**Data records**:
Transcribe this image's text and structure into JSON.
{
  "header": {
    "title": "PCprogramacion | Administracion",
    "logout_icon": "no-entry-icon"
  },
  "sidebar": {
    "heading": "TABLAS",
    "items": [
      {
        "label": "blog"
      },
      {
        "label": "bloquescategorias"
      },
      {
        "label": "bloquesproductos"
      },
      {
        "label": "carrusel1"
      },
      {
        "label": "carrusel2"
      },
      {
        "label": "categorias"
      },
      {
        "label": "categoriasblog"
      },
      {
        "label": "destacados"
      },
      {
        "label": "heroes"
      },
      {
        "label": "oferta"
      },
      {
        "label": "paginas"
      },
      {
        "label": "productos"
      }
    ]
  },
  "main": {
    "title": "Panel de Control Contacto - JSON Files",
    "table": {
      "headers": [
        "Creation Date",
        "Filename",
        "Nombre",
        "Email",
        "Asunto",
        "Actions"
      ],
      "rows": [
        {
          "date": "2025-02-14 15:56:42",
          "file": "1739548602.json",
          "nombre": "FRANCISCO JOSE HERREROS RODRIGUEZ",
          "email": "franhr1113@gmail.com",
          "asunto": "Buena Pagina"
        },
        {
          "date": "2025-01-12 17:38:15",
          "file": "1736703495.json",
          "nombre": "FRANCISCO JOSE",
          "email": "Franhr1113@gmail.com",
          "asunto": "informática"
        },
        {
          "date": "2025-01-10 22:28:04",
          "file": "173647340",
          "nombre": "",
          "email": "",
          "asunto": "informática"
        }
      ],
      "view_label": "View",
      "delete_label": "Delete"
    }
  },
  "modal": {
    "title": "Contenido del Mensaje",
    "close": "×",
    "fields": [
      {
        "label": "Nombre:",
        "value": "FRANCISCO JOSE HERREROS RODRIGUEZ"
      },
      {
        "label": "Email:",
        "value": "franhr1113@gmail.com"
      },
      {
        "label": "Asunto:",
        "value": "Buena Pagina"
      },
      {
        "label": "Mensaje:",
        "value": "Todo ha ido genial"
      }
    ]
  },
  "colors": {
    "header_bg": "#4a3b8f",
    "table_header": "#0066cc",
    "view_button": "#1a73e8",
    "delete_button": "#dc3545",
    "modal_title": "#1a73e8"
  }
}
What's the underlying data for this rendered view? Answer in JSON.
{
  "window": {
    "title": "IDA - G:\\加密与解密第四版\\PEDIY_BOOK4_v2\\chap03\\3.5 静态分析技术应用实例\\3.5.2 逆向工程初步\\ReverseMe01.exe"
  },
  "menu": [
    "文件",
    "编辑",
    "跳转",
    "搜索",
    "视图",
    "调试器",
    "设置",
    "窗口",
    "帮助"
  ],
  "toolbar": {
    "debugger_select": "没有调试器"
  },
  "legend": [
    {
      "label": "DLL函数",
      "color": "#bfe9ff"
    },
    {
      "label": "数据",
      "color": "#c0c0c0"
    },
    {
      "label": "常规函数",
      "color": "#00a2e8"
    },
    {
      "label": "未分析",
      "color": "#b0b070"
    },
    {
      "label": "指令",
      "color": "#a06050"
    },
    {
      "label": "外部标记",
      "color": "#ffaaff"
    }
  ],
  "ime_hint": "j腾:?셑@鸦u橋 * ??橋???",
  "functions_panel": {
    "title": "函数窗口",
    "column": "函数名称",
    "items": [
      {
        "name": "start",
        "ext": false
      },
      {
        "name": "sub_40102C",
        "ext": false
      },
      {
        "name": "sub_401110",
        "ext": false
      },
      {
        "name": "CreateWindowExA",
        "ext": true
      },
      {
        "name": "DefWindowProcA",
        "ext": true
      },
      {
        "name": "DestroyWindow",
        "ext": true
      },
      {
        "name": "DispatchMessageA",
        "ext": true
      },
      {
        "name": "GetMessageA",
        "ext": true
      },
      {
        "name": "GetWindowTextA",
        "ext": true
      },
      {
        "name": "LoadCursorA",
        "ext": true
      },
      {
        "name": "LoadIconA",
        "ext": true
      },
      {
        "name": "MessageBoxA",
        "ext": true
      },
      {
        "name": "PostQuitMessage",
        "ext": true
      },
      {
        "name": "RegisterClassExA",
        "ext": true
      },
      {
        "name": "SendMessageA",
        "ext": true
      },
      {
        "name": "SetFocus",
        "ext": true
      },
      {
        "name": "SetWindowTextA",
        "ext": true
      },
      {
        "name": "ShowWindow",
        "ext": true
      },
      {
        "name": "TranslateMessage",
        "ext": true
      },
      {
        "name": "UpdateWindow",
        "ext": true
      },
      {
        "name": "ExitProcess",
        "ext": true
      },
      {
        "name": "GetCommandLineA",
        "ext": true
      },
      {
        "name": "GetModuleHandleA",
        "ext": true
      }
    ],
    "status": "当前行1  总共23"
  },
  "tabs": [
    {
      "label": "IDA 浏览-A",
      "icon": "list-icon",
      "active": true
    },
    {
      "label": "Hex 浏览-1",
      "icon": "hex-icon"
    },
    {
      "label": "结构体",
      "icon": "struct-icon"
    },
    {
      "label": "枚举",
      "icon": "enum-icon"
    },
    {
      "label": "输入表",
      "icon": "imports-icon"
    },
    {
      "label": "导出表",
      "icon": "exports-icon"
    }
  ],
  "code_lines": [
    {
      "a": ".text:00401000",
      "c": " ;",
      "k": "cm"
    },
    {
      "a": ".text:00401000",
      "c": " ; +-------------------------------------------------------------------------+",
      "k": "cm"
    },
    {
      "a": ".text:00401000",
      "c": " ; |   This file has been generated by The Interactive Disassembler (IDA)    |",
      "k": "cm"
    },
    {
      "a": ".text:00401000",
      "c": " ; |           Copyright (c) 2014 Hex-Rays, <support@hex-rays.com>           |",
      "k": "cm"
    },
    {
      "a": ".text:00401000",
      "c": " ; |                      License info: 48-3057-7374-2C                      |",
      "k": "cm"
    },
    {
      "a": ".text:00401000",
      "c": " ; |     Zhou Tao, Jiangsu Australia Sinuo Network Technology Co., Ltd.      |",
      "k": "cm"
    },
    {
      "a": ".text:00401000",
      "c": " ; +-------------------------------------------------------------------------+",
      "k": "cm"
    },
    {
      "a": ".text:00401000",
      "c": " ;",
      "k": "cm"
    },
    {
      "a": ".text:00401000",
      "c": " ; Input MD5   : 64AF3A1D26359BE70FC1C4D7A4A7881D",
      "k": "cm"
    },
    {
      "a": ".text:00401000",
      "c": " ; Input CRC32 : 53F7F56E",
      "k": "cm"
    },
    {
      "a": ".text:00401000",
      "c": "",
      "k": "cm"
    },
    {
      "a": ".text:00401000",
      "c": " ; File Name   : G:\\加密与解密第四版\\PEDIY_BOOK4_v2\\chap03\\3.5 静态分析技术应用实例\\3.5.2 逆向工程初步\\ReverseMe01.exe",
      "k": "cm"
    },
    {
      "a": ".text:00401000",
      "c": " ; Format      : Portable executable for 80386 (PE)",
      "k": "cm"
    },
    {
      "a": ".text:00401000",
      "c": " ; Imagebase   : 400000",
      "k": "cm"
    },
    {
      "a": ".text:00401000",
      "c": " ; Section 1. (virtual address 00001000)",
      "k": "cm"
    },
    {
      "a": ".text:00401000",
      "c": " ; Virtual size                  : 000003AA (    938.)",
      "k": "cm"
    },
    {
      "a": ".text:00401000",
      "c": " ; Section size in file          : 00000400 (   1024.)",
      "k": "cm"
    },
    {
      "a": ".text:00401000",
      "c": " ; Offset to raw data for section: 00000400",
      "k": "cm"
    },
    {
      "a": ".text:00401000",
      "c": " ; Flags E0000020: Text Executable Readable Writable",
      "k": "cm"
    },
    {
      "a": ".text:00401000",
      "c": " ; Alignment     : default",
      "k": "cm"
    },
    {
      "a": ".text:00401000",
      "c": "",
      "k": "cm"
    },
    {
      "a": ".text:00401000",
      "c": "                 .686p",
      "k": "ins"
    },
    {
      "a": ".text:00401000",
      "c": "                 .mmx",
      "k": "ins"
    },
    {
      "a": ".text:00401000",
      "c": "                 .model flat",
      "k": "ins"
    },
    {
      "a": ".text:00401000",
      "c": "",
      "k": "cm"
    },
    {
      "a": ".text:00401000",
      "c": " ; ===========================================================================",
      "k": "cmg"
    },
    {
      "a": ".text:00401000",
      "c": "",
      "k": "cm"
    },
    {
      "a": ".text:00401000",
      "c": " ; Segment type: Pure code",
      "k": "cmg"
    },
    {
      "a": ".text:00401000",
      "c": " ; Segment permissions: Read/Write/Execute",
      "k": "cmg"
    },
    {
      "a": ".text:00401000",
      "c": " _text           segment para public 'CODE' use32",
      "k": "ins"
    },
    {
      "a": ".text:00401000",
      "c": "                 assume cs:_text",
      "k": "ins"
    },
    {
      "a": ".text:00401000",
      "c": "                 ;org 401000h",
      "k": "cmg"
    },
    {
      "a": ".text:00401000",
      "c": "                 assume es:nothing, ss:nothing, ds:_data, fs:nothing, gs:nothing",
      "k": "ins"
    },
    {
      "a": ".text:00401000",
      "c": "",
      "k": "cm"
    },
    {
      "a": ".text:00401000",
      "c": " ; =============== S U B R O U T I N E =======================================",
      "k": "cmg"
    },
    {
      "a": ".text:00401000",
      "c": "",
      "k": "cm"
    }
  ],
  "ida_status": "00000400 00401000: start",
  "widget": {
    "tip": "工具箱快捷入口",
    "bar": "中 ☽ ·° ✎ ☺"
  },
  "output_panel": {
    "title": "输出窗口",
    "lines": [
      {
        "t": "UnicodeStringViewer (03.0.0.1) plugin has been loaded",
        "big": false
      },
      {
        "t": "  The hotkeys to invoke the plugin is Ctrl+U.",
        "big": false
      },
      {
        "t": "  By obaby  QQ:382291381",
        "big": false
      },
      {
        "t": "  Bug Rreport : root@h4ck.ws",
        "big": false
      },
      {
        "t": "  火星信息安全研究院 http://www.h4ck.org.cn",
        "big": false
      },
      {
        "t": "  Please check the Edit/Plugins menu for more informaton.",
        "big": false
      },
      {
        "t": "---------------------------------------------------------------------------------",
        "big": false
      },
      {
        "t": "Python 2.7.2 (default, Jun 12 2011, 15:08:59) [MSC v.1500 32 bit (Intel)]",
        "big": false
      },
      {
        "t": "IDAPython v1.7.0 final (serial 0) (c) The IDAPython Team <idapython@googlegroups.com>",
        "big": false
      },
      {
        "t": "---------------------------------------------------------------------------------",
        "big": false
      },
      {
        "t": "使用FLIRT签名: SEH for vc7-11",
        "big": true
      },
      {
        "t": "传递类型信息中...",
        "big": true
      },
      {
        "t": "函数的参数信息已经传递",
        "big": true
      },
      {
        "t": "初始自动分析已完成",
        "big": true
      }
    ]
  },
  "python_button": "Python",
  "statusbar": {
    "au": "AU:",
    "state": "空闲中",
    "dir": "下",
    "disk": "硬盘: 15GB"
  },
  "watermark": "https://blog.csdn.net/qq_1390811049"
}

**Given problem**:
Scan the data above and copy every line with "Input" in it.

**Output below**:
      "c": " ; Input MD5   : 64AF3A1D26359BE70FC1C4D7A4A7881D",
      "c": " ; Input CRC32 : 53F7F56E",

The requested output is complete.